- ENTRIES PROVIDED

-=-=-

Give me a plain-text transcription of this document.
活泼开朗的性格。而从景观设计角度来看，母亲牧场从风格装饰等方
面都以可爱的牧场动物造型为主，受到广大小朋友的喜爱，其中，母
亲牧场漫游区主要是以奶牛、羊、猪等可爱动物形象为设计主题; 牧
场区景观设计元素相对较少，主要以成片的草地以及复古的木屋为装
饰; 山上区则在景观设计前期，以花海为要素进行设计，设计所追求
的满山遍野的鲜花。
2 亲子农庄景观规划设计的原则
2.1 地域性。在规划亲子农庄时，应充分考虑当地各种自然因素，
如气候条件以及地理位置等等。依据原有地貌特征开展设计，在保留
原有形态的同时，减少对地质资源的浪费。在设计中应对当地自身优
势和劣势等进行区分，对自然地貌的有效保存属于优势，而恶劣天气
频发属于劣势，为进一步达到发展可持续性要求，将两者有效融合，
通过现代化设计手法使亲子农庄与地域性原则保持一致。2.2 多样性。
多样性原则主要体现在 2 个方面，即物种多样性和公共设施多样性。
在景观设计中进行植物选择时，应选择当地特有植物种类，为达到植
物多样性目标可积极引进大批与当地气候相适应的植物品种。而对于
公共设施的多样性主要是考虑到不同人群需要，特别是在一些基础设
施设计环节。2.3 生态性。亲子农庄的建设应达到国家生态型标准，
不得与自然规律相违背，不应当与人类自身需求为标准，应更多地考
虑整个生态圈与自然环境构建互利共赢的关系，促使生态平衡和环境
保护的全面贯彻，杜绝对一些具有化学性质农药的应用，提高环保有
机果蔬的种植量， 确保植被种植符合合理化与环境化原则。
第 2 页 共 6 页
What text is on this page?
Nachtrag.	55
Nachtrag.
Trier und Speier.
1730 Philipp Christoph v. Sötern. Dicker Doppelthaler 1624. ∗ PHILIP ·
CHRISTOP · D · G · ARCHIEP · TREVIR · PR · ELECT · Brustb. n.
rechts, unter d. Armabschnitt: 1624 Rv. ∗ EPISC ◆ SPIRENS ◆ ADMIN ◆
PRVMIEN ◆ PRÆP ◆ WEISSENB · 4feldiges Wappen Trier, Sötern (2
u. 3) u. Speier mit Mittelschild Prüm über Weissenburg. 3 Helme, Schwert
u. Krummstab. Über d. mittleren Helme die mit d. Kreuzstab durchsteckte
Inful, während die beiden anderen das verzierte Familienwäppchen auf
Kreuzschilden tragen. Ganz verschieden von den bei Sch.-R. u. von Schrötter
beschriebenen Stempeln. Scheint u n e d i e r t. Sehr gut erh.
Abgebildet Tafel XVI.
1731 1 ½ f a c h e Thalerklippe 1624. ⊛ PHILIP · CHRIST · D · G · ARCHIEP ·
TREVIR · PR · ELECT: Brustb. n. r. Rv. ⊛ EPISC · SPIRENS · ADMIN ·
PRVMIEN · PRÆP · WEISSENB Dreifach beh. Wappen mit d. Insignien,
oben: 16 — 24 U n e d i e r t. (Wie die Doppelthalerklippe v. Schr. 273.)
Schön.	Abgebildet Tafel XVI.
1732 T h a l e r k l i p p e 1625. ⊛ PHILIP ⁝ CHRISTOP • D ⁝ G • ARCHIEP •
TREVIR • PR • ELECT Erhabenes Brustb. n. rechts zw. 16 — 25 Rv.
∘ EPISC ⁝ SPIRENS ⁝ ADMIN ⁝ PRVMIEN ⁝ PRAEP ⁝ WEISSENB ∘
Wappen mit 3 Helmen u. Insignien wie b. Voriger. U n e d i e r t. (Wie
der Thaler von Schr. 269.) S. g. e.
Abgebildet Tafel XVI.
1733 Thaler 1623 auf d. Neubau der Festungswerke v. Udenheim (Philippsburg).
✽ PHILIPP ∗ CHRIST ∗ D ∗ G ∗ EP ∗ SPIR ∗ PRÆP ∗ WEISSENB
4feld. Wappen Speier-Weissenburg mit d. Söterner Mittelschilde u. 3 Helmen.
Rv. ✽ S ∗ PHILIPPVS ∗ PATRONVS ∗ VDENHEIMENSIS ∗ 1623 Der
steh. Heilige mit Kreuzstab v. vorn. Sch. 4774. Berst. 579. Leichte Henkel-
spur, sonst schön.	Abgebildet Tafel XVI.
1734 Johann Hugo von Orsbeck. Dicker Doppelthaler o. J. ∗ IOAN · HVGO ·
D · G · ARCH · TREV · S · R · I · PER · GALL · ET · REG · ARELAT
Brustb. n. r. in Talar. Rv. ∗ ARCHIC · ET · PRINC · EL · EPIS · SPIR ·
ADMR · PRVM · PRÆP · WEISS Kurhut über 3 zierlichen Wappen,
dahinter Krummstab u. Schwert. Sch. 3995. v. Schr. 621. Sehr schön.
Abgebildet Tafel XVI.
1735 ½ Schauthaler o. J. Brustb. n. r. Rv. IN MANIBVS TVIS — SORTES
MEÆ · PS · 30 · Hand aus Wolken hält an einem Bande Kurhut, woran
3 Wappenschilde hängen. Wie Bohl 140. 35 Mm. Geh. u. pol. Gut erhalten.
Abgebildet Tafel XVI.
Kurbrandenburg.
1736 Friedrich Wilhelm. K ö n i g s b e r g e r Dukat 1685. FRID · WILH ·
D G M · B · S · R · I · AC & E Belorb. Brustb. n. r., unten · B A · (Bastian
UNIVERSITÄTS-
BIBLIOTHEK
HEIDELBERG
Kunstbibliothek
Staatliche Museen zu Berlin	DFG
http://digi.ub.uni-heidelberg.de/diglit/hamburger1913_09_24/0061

-=-=-

- INSTRUCTIONS TO FOLLOW
Scan the material above for the string "ARCHIEP" and return the lines that hold it.

- FINAL RESULT
CHRISTOP · D · G · ARCHIEP · TREVIR · PR · ELECT · Brustb. n.
1731 1 ½ f a c h e Thalerklippe 1624. ⊛ PHILIP · CHRIST · D · G · ARCHIEP ·
1732 T h a l e r k l i p p e 1625. ⊛ PHILIP ⁝ CHRISTOP • D ⁝ G • ARCHIEP •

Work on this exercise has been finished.